__SHORT TASK__. Below are some records. Pull every line that contains the word "tone".

[begin EXTRACTED DATA]

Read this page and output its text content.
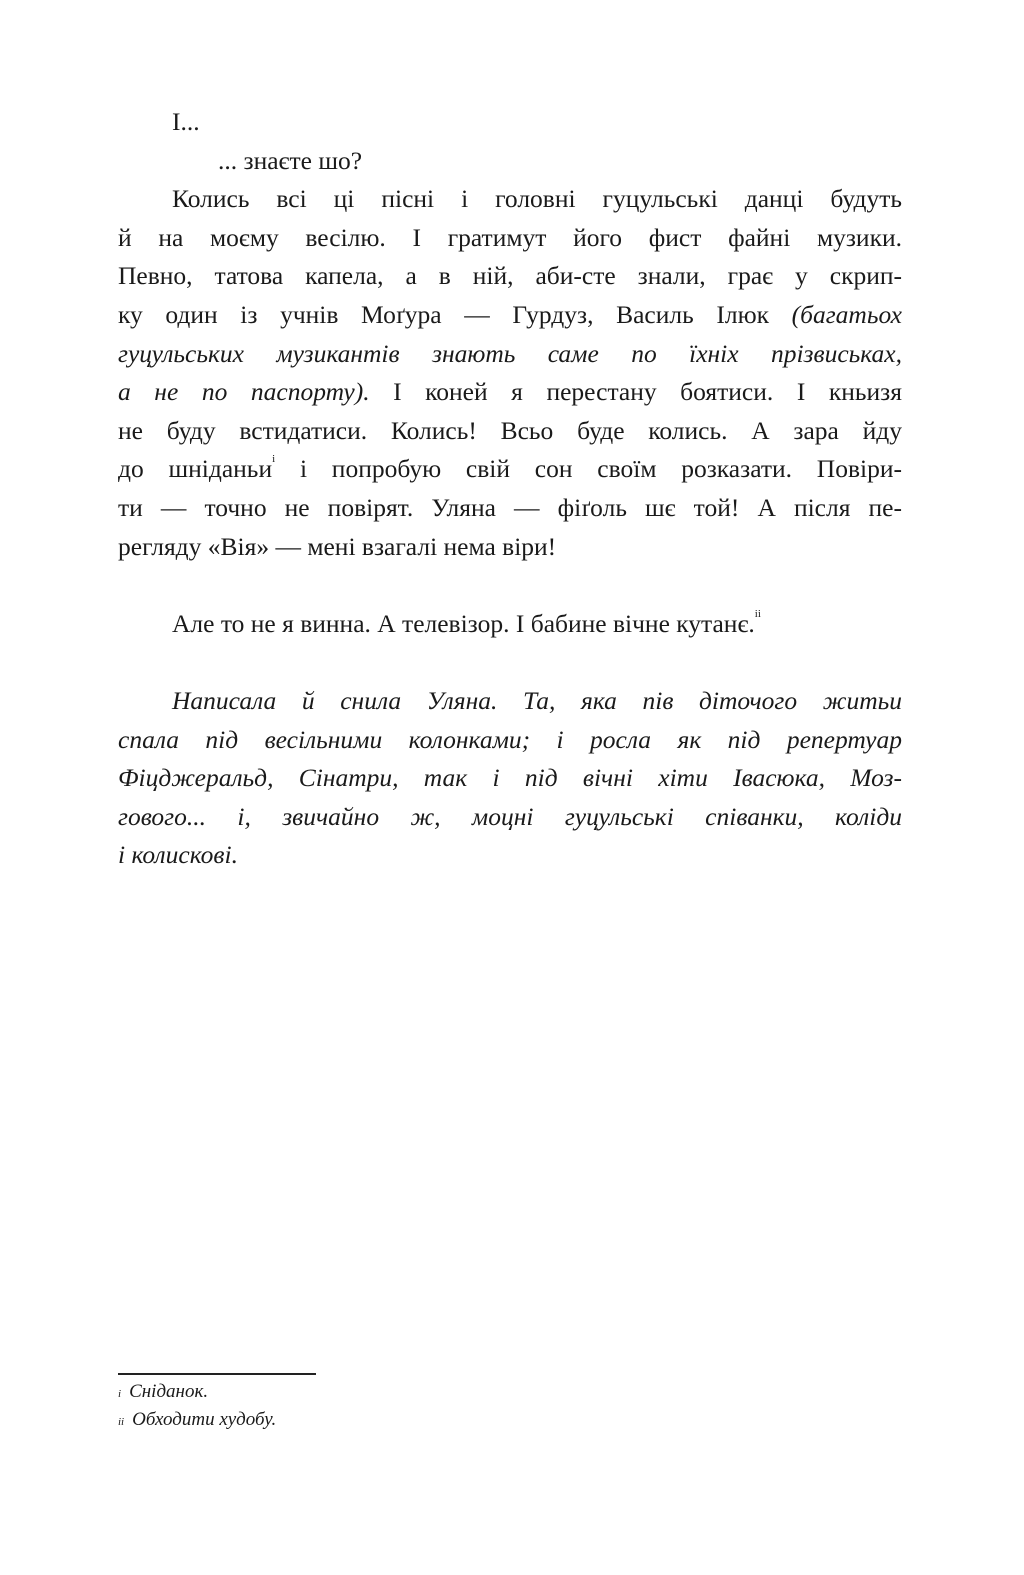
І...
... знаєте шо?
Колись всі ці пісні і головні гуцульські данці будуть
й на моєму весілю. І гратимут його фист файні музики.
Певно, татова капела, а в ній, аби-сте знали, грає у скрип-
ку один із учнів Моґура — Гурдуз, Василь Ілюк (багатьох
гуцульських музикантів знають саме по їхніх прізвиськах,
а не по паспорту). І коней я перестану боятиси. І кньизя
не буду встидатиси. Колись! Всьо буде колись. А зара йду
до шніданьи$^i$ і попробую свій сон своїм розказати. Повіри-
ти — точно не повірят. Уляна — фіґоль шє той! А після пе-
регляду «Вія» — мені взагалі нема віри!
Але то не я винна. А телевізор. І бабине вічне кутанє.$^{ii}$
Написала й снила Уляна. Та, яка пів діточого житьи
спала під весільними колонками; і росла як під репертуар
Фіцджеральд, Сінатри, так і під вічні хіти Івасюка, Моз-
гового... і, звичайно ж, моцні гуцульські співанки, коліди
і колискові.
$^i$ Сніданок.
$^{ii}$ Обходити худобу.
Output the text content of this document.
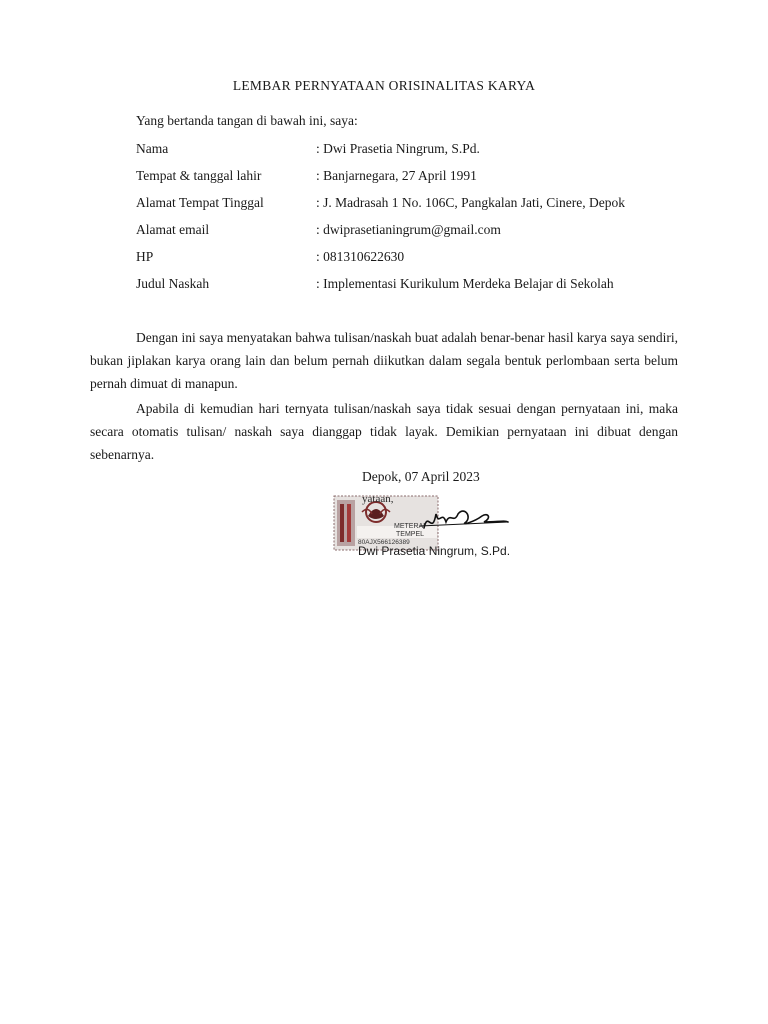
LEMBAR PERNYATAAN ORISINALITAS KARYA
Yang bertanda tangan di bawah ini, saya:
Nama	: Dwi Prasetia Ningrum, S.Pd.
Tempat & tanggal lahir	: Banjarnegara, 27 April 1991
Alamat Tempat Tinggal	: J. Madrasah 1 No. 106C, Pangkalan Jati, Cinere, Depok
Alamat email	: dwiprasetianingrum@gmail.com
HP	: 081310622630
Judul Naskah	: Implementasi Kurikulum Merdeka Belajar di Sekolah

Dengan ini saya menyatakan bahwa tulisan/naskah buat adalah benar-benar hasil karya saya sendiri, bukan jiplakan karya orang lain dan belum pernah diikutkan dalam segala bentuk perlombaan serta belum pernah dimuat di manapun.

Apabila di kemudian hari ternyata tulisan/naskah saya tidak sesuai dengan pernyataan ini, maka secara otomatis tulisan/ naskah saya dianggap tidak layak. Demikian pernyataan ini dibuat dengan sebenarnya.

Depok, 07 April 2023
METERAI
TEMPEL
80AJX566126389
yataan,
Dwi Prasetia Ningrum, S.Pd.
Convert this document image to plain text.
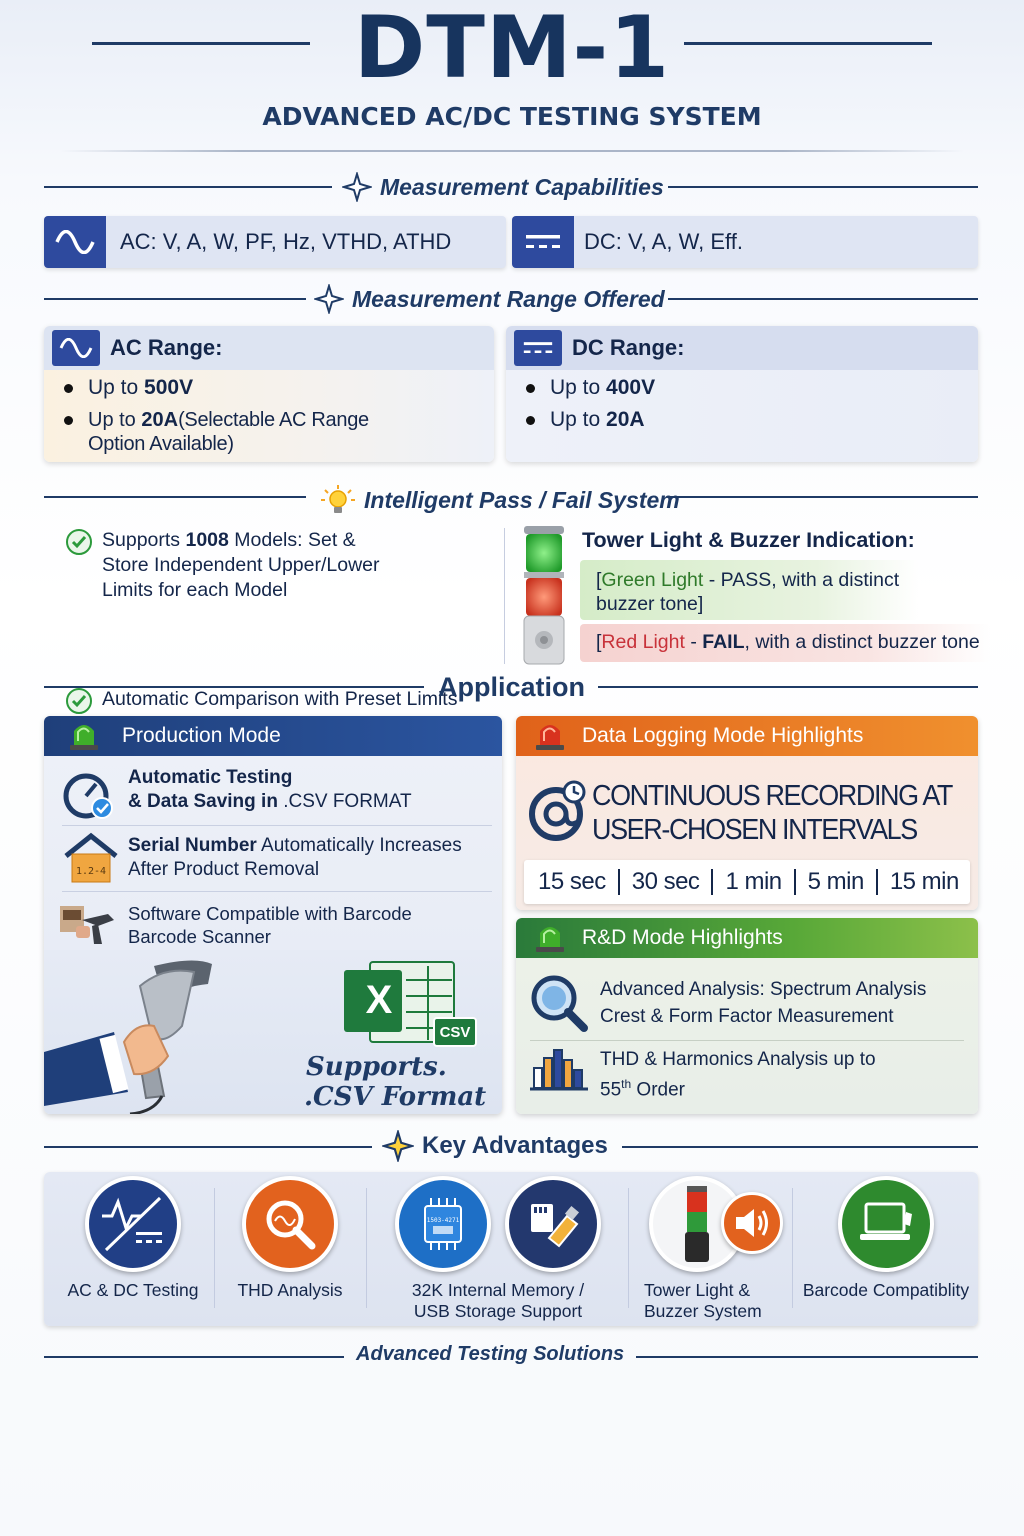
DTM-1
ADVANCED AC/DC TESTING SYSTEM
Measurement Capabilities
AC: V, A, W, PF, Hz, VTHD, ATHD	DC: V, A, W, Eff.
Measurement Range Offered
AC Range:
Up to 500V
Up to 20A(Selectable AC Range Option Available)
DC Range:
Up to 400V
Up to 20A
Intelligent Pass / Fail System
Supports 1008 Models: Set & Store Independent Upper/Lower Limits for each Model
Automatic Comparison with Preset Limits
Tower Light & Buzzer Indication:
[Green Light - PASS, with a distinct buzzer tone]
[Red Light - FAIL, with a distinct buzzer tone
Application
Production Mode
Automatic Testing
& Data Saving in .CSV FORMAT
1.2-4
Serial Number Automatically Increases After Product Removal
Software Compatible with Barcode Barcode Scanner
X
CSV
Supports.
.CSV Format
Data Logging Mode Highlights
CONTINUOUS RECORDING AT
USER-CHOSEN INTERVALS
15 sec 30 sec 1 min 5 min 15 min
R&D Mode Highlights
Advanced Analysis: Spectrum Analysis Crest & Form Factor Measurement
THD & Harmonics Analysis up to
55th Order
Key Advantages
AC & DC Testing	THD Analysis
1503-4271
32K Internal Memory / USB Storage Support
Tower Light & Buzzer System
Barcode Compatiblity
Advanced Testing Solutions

[end EXTRACTED DATA]
[begin EXTRACTED DATA]

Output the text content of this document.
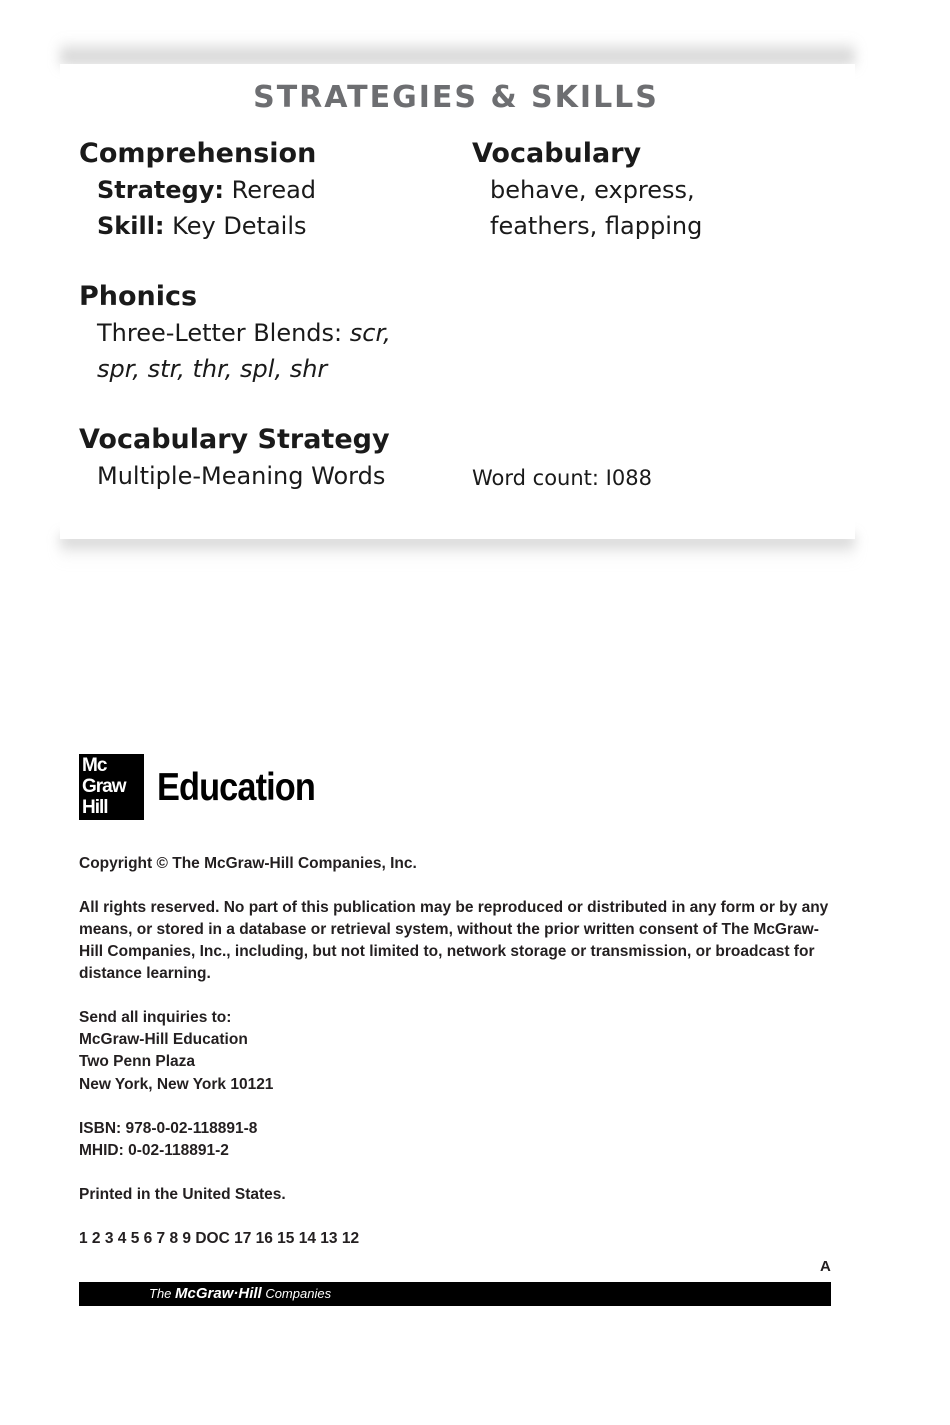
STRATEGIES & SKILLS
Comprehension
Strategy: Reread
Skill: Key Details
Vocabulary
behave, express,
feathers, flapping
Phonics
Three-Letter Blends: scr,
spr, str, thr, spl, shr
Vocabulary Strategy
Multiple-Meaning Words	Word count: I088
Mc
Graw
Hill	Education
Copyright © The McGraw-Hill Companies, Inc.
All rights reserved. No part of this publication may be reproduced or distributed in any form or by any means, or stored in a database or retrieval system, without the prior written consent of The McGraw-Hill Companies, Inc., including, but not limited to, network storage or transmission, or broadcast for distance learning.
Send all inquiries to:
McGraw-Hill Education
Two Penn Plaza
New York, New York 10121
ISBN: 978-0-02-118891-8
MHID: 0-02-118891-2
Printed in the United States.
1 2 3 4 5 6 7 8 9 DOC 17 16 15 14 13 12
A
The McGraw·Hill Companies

[end EXTRACTED DATA]
[begin EXTRACTED DATA]

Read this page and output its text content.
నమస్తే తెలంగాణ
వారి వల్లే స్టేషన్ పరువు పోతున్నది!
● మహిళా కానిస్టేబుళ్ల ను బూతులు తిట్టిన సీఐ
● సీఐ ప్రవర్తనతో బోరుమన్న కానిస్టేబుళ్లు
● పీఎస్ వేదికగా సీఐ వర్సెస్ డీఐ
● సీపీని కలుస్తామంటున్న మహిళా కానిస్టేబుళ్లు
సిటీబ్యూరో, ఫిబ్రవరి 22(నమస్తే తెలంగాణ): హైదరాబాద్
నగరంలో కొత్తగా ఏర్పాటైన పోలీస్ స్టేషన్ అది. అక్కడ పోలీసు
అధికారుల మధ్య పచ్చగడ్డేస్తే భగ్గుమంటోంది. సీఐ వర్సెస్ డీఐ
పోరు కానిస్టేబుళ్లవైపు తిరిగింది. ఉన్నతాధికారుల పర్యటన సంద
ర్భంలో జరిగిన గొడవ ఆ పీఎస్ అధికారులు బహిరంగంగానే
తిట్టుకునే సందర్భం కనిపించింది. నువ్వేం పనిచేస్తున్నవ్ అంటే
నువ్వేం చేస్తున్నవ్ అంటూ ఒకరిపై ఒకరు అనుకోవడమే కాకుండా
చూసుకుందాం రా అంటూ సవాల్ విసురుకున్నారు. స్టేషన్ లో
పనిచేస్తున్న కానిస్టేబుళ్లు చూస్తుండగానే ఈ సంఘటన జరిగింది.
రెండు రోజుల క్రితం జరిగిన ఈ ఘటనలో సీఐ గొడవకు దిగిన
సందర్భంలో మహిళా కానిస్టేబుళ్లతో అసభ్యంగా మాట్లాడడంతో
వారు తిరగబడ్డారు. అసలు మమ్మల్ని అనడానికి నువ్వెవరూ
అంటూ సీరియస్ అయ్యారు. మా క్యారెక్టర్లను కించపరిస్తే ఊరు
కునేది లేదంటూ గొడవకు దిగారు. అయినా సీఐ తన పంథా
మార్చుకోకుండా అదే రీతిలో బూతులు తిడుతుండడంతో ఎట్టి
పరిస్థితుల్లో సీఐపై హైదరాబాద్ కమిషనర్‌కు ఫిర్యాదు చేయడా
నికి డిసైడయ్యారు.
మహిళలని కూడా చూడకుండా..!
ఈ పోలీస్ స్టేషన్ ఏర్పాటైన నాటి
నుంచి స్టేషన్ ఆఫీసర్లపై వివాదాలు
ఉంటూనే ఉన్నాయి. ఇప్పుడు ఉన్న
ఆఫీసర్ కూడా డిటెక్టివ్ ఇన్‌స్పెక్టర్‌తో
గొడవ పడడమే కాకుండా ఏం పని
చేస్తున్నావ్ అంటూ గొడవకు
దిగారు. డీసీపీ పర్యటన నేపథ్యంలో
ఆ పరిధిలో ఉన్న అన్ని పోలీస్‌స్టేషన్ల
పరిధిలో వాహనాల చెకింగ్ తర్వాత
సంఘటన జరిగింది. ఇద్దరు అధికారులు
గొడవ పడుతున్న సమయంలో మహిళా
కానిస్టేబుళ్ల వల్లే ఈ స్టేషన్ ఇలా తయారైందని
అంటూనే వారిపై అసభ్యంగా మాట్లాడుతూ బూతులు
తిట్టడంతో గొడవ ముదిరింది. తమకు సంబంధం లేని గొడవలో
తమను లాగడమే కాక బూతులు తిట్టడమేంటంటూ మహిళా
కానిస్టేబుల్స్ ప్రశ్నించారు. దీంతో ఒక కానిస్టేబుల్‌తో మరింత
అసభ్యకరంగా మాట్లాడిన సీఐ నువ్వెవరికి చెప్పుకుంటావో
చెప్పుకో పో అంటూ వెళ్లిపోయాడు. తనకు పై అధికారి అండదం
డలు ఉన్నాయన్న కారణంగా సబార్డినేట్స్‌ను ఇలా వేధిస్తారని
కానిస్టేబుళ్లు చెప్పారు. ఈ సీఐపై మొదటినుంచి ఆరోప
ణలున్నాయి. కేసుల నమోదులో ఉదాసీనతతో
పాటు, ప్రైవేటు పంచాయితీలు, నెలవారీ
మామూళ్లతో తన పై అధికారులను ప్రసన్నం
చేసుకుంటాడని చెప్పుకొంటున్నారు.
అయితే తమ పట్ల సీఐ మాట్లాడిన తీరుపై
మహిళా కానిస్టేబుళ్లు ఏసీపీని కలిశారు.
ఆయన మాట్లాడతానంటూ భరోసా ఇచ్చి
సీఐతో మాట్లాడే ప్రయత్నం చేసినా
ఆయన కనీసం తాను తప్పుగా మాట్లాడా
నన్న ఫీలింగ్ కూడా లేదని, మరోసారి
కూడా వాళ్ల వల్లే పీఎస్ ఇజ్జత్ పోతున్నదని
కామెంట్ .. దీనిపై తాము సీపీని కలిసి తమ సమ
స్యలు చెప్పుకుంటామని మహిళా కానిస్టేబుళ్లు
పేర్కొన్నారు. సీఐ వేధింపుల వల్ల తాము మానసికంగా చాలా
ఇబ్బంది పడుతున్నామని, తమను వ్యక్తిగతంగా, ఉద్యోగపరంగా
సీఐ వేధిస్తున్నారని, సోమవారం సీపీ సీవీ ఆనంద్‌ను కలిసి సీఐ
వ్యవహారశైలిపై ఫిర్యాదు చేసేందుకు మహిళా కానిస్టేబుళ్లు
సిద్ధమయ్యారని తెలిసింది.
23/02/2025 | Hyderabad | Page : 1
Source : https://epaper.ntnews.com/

[end EXTRACTED DATA]

__ANSWER TO THIS EXERCISE__.
[Green Light - PASS, with a distinct buzzer tone]
[Red Light - FAIL, with a distinct buzzer tone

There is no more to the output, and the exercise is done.